### WHAT IS EXPECTED
Only the number is wanted: how many lines below include "Variance"?

________

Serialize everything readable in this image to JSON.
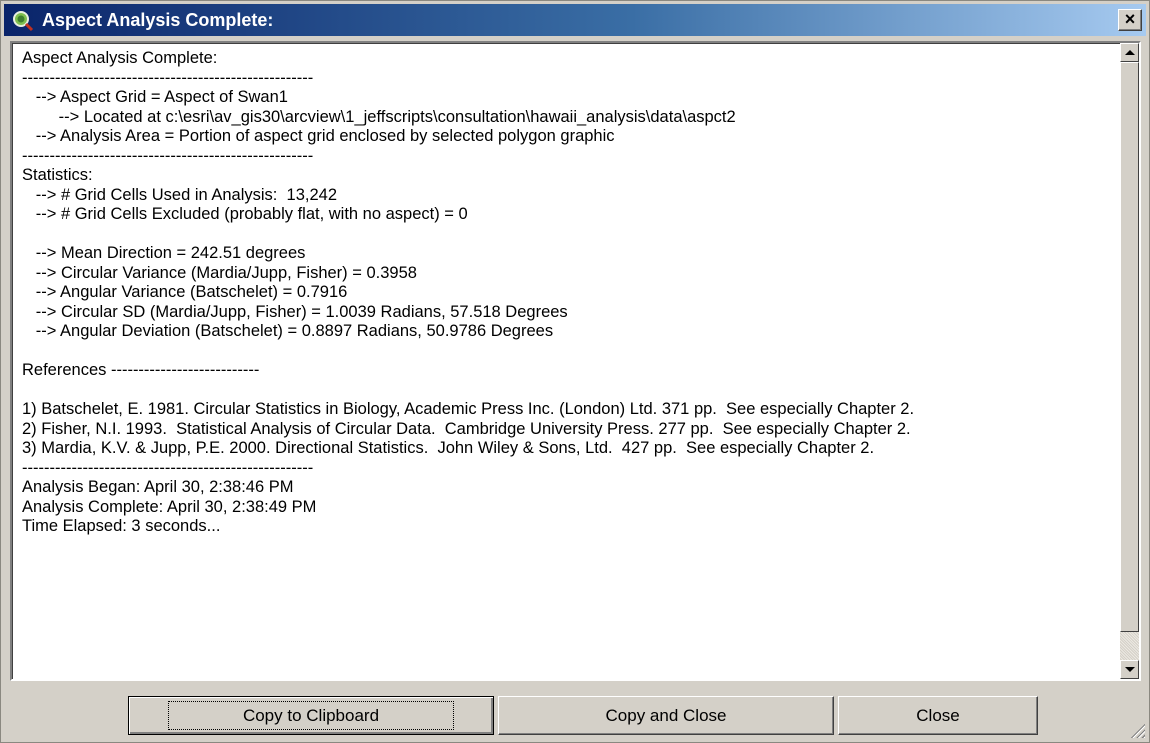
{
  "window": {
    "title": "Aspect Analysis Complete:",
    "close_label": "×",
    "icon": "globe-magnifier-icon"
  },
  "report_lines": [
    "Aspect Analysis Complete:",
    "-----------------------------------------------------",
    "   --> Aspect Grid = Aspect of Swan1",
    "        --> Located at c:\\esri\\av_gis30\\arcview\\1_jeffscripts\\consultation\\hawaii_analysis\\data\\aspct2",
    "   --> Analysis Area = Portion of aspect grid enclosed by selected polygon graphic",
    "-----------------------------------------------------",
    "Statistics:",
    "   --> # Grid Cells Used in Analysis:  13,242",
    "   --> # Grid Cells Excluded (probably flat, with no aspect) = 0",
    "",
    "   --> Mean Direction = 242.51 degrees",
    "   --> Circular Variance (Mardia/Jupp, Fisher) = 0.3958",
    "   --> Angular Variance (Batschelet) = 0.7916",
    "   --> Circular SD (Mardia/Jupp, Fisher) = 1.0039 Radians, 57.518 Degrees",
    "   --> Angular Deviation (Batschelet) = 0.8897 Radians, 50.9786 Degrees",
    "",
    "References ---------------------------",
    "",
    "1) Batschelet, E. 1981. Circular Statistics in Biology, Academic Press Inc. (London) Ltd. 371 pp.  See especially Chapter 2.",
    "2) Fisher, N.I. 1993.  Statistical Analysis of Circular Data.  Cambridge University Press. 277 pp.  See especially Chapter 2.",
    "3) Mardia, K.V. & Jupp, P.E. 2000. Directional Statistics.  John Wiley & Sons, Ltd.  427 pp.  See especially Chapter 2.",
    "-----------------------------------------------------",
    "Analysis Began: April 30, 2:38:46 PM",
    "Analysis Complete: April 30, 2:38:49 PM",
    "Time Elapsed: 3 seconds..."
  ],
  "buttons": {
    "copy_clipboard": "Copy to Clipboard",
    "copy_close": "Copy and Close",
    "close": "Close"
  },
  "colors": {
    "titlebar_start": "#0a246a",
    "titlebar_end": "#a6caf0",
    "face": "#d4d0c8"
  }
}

________

### WRITTEN RESPONSE
2